## Begin

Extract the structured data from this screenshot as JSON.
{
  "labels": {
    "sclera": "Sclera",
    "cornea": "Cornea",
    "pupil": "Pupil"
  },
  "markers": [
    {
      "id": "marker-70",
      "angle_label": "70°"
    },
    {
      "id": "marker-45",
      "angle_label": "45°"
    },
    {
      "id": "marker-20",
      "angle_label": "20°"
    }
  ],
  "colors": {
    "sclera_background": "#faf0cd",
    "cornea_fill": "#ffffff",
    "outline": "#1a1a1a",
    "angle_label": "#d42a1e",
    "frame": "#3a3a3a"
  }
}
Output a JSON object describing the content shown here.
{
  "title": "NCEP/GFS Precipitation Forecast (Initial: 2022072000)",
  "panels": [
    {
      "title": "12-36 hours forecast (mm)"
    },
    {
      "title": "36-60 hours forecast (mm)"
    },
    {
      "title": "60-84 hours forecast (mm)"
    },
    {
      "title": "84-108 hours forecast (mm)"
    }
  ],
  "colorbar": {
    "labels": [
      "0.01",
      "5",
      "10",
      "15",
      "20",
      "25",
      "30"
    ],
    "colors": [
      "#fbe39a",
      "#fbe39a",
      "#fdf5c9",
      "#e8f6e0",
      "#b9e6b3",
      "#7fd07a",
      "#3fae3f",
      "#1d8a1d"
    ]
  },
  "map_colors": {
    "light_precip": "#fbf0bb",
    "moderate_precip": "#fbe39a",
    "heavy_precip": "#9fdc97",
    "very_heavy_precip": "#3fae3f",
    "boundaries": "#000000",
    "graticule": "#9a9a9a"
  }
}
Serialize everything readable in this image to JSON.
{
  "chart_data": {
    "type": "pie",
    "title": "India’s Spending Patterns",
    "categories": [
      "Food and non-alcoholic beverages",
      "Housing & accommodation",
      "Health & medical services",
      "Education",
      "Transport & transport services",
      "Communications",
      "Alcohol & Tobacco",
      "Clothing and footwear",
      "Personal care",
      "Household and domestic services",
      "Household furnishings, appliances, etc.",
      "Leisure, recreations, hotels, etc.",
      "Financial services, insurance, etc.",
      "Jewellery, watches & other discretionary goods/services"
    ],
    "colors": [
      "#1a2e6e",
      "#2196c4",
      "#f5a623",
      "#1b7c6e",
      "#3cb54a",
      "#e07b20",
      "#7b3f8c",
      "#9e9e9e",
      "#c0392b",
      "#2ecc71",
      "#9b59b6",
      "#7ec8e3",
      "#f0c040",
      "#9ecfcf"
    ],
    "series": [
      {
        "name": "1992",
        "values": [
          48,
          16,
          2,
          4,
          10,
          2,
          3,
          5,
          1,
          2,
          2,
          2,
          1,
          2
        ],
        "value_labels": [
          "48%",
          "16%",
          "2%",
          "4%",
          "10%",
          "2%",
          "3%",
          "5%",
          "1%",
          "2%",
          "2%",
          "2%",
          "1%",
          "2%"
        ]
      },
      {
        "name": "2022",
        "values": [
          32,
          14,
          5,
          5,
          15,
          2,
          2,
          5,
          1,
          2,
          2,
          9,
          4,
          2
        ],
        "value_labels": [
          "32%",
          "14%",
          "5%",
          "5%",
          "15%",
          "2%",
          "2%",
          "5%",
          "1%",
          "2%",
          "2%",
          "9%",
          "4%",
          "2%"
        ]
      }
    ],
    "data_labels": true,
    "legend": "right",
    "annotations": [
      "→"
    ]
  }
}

## End

» Problem description: From the entries above, return each line with the word "JSON" in it.

» Task output:
Extract the structured data from this screenshot as JSON.
Output a JSON object describing the content shown here.
Serialize everything readable in this image to JSON.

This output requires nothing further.